# Your objective
Transcribe all of the records precisely as they are presented.

# Provided material

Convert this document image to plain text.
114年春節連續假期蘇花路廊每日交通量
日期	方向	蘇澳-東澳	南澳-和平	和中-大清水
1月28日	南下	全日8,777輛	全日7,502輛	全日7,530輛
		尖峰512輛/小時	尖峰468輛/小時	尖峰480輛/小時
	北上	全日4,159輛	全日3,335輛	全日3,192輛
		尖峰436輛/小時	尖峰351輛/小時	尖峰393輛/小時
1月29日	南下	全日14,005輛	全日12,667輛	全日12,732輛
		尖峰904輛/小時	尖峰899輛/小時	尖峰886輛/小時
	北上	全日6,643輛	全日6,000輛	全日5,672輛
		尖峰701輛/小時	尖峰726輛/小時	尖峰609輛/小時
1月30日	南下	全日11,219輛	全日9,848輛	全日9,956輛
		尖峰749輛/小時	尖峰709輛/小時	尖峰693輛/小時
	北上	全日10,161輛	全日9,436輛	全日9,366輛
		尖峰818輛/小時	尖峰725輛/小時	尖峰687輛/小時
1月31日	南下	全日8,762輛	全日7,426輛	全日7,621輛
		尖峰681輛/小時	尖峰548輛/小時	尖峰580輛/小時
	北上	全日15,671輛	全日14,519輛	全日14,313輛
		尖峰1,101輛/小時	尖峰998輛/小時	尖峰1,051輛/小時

# The answer
Convert this document image to plain text.
114年春節連續假期蘇花路廊每日交通量
日期	方向	蘇澳-東澳	南澳-和平	和中-大清水
1月28日	南下	全日8,777輛	全日7,502輛	全日7,530輛
		尖峰512輛/小時	尖峰468輛/小時	尖峰480輛/小時
	北上	全日4,159輛	全日3,335輛	全日3,192輛
		尖峰436輛/小時	尖峰351輛/小時	尖峰393輛/小時
1月29日	南下	全日14,005輛	全日12,667輛	全日12,732輛
		尖峰904輛/小時	尖峰899輛/小時	尖峰886輛/小時
	北上	全日6,643輛	全日6,000輛	全日5,672輛
		尖峰701輛/小時	尖峰726輛/小時	尖峰609輛/小時
1月30日	南下	全日11,219輛	全日9,848輛	全日9,956輛
		尖峰749輛/小時	尖峰709輛/小時	尖峰693輛/小時
	北上	全日10,161輛	全日9,436輛	全日9,366輛
		尖峰818輛/小時	尖峰725輛/小時	尖峰687輛/小時
1月31日	南下	全日8,762輛	全日7,426輛	全日7,621輛
		尖峰681輛/小時	尖峰548輛/小時	尖峰580輛/小時
	北上	全日15,671輛	全日14,519輛	全日14,313輛
		尖峰1,101輛/小時	尖峰998輛/小時	尖峰1,051輛/小時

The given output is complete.